>> start Data to process

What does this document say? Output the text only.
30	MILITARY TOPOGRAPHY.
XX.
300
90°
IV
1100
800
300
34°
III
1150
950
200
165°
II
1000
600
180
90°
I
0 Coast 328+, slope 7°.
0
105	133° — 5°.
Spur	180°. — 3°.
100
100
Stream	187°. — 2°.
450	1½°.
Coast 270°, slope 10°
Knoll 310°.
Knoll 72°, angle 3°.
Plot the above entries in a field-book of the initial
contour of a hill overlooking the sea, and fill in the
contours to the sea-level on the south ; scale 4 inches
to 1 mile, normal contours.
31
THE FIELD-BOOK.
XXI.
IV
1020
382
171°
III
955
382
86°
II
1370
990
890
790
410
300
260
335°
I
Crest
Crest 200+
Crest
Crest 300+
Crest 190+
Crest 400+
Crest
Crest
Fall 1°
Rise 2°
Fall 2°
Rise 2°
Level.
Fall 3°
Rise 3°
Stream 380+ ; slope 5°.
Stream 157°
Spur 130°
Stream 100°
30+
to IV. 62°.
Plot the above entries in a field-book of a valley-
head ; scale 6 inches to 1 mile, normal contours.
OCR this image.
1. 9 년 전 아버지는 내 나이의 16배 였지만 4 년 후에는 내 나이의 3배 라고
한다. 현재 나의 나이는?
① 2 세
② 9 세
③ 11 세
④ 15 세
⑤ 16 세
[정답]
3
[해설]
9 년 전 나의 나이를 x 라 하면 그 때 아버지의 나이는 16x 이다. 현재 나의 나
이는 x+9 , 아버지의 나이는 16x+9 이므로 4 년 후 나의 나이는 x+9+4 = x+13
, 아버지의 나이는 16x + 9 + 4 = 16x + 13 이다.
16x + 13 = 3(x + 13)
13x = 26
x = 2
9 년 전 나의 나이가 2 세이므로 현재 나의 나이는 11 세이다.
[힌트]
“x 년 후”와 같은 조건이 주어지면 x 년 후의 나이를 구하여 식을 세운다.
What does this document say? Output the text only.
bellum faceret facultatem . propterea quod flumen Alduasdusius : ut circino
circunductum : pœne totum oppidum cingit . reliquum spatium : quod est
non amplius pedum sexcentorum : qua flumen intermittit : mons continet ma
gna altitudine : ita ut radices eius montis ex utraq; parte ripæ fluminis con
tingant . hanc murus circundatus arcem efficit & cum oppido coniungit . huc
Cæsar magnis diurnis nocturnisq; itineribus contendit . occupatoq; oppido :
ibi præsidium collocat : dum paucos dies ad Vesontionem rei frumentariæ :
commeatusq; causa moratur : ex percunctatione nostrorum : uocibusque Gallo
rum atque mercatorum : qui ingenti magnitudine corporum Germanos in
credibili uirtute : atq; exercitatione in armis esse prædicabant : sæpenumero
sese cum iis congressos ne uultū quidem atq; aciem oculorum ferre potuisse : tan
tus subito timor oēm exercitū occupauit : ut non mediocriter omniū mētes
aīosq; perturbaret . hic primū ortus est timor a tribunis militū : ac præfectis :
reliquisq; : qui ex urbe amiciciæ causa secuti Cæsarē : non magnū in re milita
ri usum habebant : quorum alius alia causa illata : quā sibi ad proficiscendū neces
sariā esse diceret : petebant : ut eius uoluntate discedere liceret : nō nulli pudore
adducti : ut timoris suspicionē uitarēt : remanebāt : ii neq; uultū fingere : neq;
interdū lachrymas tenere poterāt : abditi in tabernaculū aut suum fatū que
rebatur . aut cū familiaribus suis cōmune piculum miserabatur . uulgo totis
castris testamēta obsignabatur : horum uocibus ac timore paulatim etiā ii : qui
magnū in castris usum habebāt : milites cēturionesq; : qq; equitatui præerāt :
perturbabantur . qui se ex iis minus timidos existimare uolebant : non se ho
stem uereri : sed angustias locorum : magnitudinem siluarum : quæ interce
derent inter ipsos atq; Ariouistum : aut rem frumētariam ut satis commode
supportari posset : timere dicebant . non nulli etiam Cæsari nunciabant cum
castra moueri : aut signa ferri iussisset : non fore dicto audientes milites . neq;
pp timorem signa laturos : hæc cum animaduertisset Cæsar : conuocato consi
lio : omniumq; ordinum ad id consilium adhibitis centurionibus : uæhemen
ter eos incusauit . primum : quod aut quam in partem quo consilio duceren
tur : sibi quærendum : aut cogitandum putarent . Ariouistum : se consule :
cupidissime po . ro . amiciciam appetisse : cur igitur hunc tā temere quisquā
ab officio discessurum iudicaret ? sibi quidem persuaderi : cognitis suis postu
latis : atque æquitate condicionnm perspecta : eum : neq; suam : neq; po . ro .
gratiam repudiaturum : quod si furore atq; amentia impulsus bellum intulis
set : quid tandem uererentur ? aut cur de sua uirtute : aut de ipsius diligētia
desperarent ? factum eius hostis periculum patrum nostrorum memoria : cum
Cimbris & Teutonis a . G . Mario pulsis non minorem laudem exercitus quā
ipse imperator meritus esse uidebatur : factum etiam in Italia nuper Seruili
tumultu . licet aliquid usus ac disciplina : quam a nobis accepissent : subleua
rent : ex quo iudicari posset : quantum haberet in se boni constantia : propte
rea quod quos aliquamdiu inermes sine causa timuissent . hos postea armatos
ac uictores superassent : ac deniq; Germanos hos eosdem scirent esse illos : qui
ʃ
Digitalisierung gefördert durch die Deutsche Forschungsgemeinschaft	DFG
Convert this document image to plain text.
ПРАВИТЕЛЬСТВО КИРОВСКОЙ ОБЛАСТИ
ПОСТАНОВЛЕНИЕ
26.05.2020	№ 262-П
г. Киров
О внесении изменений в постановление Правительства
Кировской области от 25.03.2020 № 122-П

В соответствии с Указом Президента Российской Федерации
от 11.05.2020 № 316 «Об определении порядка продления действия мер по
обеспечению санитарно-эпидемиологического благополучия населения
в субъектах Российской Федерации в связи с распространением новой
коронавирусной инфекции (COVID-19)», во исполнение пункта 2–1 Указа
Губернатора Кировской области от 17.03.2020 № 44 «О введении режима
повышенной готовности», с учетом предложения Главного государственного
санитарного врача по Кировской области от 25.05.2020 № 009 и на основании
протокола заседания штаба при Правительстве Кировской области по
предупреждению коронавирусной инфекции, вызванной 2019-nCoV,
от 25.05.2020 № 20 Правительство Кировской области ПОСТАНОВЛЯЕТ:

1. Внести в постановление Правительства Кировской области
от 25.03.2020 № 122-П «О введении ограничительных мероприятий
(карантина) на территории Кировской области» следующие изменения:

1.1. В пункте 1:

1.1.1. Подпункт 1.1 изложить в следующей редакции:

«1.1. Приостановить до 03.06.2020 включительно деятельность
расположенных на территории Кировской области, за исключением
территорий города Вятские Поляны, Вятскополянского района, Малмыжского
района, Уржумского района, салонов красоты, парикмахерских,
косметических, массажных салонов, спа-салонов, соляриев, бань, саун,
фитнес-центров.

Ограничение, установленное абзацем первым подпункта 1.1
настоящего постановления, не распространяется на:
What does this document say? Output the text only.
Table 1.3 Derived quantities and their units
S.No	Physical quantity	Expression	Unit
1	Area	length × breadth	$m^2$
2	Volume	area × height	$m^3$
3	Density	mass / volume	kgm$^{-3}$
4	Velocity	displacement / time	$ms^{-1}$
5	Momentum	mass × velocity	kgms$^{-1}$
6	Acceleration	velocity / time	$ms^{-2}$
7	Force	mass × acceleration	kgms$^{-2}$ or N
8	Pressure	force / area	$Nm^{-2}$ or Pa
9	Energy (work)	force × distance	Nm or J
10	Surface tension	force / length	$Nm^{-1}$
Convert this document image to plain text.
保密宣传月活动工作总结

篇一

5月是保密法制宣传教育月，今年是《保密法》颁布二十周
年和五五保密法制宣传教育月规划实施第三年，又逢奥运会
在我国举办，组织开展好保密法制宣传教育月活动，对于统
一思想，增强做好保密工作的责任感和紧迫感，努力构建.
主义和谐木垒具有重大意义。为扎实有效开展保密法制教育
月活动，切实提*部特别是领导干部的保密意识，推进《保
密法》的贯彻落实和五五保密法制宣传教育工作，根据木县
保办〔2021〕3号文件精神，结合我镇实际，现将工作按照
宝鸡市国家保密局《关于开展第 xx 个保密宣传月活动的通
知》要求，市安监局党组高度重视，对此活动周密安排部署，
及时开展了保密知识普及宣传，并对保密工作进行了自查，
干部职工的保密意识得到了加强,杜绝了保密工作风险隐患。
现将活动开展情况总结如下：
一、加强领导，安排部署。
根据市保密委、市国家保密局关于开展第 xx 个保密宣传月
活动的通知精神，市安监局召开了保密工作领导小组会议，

>> end Data to process

#### Set exercise:
Count how many lines in the data above hold the string "sibi", and give the number with no other words.

#### Reply:
3